PROBLEM DESCRIPTION: Output every line exactly as written. Leave out pictures.

AVAILABLE RECORDS:
_ _ _ _

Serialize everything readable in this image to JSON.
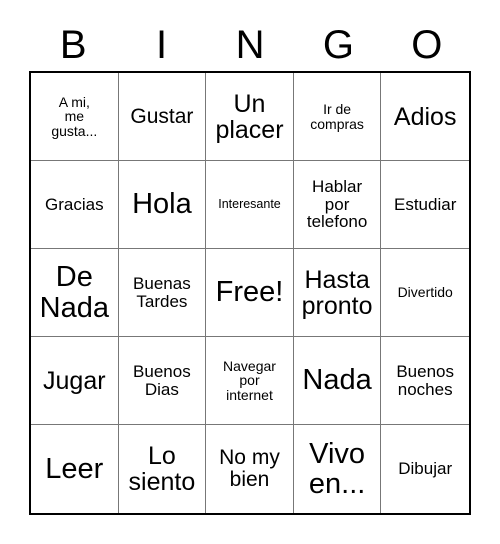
{
  "card": {
    "title": "BINGO",
    "headers": [
      "B",
      "I",
      "N",
      "G",
      "O"
    ],
    "free_space_label": "Free!",
    "colors": {
      "text": "#000000",
      "background": "#ffffff",
      "outer_border": "#000000",
      "grid_line": "#777777"
    },
    "rows": [
      [
        {
          "text": "A mi,\nme\ngusta...",
          "size": "fs-xs"
        },
        {
          "text": "Gustar",
          "size": "fs-md"
        },
        {
          "text": "Un\nplacer",
          "size": "fs-lg"
        },
        {
          "text": "Ir de\ncompras",
          "size": "fs-xs"
        },
        {
          "text": "Adios",
          "size": "fs-lg"
        }
      ],
      [
        {
          "text": "Gracias",
          "size": "fs-sm"
        },
        {
          "text": "Hola",
          "size": "fs-xl"
        },
        {
          "text": "Interesante",
          "size": "fs-xxs"
        },
        {
          "text": "Hablar\npor\ntelefono",
          "size": "fs-sm"
        },
        {
          "text": "Estudiar",
          "size": "fs-sm"
        }
      ],
      [
        {
          "text": "De\nNada",
          "size": "fs-xl"
        },
        {
          "text": "Buenas\nTardes",
          "size": "fs-sm"
        },
        {
          "text": "Free!",
          "size": "fs-xl"
        },
        {
          "text": "Hasta\npronto",
          "size": "fs-lg"
        },
        {
          "text": "Divertido",
          "size": "fs-xs"
        }
      ],
      [
        {
          "text": "Jugar",
          "size": "fs-lg"
        },
        {
          "text": "Buenos\nDias",
          "size": "fs-sm"
        },
        {
          "text": "Navegar\npor\ninternet",
          "size": "fs-xs"
        },
        {
          "text": "Nada",
          "size": "fs-xl"
        },
        {
          "text": "Buenos\nnoches",
          "size": "fs-sm"
        }
      ],
      [
        {
          "text": "Leer",
          "size": "fs-xl"
        },
        {
          "text": "Lo\nsiento",
          "size": "fs-lg"
        },
        {
          "text": "No my\nbien",
          "size": "fs-md"
        },
        {
          "text": "Vivo\nen...",
          "size": "fs-xl"
        },
        {
          "text": "Dibujar",
          "size": "fs-sm"
        }
      ]
    ]
  }
}
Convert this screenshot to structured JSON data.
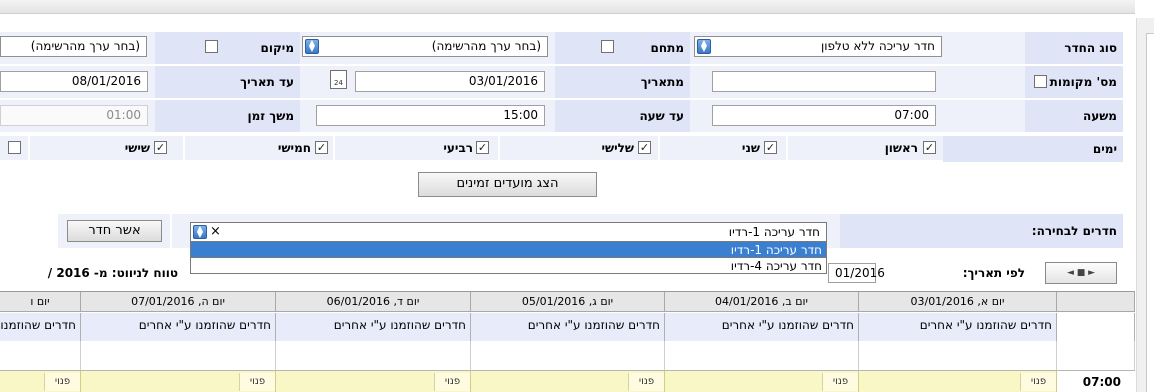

_ _ _ _

ANSWER TO THIS EXERCISE:
Serialize everything readable in this image to JSON.
{
  "card": {
    "title": "BINGO",
    "headers": [
      "B",
      "I",
      "N",
      "G",
      "O"
    ],
    "free_space_label": "Free!",
    "colors": {
      "text": "#000000",
      "background": "#ffffff",
      "outer_border": "#000000",
      "grid_line": "#777777"
    },
    "rows": [
      [
        {
          "text": "A mi,\nme\ngusta...",
          "size": "fs-xs"
        },
        {
          "text": "Gustar",
          "size": "fs-md"
        },
        {
          "text": "Un\nplacer",
          "size": "fs-lg"
        },
        {
          "text": "Ir de\ncompras",
          "size": "fs-xs"
        },
        {
          "text": "Adios",
          "size": "fs-lg"
        }
      ],
      [
        {
          "text": "Gracias",
          "size": "fs-sm"
        },
        {
          "text": "Hola",
          "size": "fs-xl"
        },
        {
          "text": "Interesante",
          "size": "fs-xxs"
        },
        {
          "text": "Hablar\npor\ntelefono",
          "size": "fs-sm"
        },
        {
          "text": "Estudiar",
          "size": "fs-sm"
        }
      ],
      [
        {
          "text": "De\nNada",
          "size": "fs-xl"
        },
        {
          "text": "Buenas\nTardes",
          "size": "fs-sm"
        },
        {
          "text": "Free!",
          "size": "fs-xl"
        },
        {
          "text": "Hasta\npronto",
          "size": "fs-lg"
        },
        {
          "text": "Divertido",
          "size": "fs-xs"
        }
      ],
      [
        {
          "text": "Jugar",
          "size": "fs-lg"
        },
        {
          "text": "Buenos\nDias",
          "size": "fs-sm"
        },
        {
          "text": "Navegar\npor\ninternet",
          "size": "fs-xs"
        },
        {
          "text": "Nada",
          "size": "fs-xl"
        },
        {
          "text": "Buenos\nnoches",
          "size": "fs-sm"
        }
      ],
      [
        {
          "text": "Leer",
          "size": "fs-xl"
        },
        {
          "text": "Lo\nsiento",
          "size": "fs-lg"
        },
        {
          "text": "No my\nbien",
          "size": "fs-md"
        },
        {
          "text": "Vivo\nen...",
          "size": "fs-xl"
        },
        {
          "text": "Dibujar",
          "size": "fs-sm"
        }
      ]
    ]
  }
}
Convert this screenshot to structured JSON data.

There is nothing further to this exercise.